(YOUR INSTRUCTIONS): Below are some records; reproduce every one of them exactly.

(SOURCE DATA):

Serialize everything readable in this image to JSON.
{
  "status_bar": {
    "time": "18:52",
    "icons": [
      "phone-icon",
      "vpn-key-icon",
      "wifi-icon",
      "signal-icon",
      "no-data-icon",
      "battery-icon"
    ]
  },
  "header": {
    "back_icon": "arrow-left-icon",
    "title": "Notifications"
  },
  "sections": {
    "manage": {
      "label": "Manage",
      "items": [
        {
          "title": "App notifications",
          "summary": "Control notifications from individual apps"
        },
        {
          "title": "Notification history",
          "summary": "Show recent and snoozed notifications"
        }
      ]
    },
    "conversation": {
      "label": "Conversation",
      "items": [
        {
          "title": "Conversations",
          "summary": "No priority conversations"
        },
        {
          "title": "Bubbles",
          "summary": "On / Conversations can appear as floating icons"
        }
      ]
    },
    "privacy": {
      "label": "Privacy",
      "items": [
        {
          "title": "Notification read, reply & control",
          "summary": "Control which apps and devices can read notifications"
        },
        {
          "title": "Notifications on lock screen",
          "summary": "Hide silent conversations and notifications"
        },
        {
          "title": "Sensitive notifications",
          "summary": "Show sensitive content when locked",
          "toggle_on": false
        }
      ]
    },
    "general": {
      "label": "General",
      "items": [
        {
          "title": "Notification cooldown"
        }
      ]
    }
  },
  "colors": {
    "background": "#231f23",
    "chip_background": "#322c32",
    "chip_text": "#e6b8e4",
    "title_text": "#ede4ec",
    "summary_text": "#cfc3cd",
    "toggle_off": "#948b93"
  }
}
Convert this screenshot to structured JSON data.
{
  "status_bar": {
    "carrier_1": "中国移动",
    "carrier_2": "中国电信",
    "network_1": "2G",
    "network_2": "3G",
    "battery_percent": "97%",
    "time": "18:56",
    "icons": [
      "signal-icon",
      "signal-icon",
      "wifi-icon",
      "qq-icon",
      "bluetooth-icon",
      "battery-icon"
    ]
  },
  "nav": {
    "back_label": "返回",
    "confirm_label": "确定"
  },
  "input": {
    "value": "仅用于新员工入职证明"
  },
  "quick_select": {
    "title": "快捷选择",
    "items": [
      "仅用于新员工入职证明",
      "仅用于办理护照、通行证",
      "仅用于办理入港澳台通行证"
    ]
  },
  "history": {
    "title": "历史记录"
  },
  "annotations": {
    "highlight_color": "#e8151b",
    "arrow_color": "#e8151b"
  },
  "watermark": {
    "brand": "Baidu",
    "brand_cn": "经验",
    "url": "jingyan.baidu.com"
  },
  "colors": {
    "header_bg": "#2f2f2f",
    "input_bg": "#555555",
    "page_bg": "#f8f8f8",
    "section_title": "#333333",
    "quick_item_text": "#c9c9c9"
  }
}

(TASK SOLUTION):
Serialize everything readable in this image to JSON.
{
  "status_bar": {
    "time": "18:52",
    "icons": [
      "phone-icon",
      "vpn-key-icon",
      "wifi-icon",
      "signal-icon",
      "no-data-icon",
      "battery-icon"
    ]
  },
  "header": {
    "back_icon": "arrow-left-icon",
    "title": "Notifications"
  },
  "sections": {
    "manage": {
      "label": "Manage",
      "items": [
        {
          "title": "App notifications",
          "summary": "Control notifications from individual apps"
        },
        {
          "title": "Notification history",
          "summary": "Show recent and snoozed notifications"
        }
      ]
    },
    "conversation": {
      "label": "Conversation",
      "items": [
        {
          "title": "Conversations",
          "summary": "No priority conversations"
        },
        {
          "title": "Bubbles",
          "summary": "On / Conversations can appear as floating icons"
        }
      ]
    },
    "privacy": {
      "label": "Privacy",
      "items": [
        {
          "title": "Notification read, reply & control",
          "summary": "Control which apps and devices can read notifications"
        },
        {
          "title": "Notifications on lock screen",
          "summary": "Hide silent conversations and notifications"
        },
        {
          "title": "Sensitive notifications",
          "summary": "Show sensitive content when locked",
          "toggle_on": false
        }
      ]
    },
    "general": {
      "label": "General",
      "items": [
        {
          "title": "Notification cooldown"
        }
      ]
    }
  },
  "colors": {
    "background": "#231f23",
    "chip_background": "#322c32",
    "chip_text": "#e6b8e4",
    "title_text": "#ede4ec",
    "summary_text": "#cfc3cd",
    "toggle_off": "#948b93"
  }
}
Convert this screenshot to structured JSON data.
{
  "status_bar": {
    "carrier_1": "中国移动",
    "carrier_2": "中国电信",
    "network_1": "2G",
    "network_2": "3G",
    "battery_percent": "97%",
    "time": "18:56",
    "icons": [
      "signal-icon",
      "signal-icon",
      "wifi-icon",
      "qq-icon",
      "bluetooth-icon",
      "battery-icon"
    ]
  },
  "nav": {
    "back_label": "返回",
    "confirm_label": "确定"
  },
  "input": {
    "value": "仅用于新员工入职证明"
  },
  "quick_select": {
    "title": "快捷选择",
    "items": [
      "仅用于新员工入职证明",
      "仅用于办理护照、通行证",
      "仅用于办理入港澳台通行证"
    ]
  },
  "history": {
    "title": "历史记录"
  },
  "annotations": {
    "highlight_color": "#e8151b",
    "arrow_color": "#e8151b"
  },
  "watermark": {
    "brand": "Baidu",
    "brand_cn": "经验",
    "url": "jingyan.baidu.com"
  },
  "colors": {
    "header_bg": "#2f2f2f",
    "input_bg": "#555555",
    "page_bg": "#f8f8f8",
    "section_title": "#333333",
    "quick_item_text": "#c9c9c9"
  }
}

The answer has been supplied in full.